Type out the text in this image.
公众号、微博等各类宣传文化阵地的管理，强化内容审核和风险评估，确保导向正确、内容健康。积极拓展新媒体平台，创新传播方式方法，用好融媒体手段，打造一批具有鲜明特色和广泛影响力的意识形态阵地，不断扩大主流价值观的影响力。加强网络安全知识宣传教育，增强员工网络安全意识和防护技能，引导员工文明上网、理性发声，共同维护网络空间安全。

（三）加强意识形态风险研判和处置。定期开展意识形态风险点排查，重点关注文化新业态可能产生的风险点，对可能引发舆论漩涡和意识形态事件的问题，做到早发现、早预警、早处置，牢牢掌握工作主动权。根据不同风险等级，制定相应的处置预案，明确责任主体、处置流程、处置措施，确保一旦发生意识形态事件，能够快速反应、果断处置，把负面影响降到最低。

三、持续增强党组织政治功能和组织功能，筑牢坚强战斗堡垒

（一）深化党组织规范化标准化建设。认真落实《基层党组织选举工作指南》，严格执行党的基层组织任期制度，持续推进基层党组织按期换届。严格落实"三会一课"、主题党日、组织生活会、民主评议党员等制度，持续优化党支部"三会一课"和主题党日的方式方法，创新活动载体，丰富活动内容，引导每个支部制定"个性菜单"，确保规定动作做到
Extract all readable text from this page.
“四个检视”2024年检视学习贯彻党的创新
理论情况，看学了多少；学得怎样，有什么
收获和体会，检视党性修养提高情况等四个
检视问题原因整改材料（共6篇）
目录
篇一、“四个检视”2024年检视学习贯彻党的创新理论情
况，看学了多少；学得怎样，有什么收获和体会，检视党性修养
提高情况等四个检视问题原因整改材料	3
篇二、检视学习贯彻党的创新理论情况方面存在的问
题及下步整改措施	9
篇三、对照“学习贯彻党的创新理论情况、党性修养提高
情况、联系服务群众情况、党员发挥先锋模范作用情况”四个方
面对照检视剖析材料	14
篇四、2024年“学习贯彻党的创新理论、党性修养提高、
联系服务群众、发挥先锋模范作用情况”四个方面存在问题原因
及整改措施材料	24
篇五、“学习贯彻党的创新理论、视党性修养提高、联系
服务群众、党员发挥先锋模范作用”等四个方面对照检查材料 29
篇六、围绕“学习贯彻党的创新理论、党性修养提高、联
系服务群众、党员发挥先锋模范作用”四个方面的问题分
----
## [TASK TO COMPLETE]
Copy out all lines above that include the string "text".

## [EXERCISE RESPONSE]
Type out the text in this image.
Extract all readable text from this page.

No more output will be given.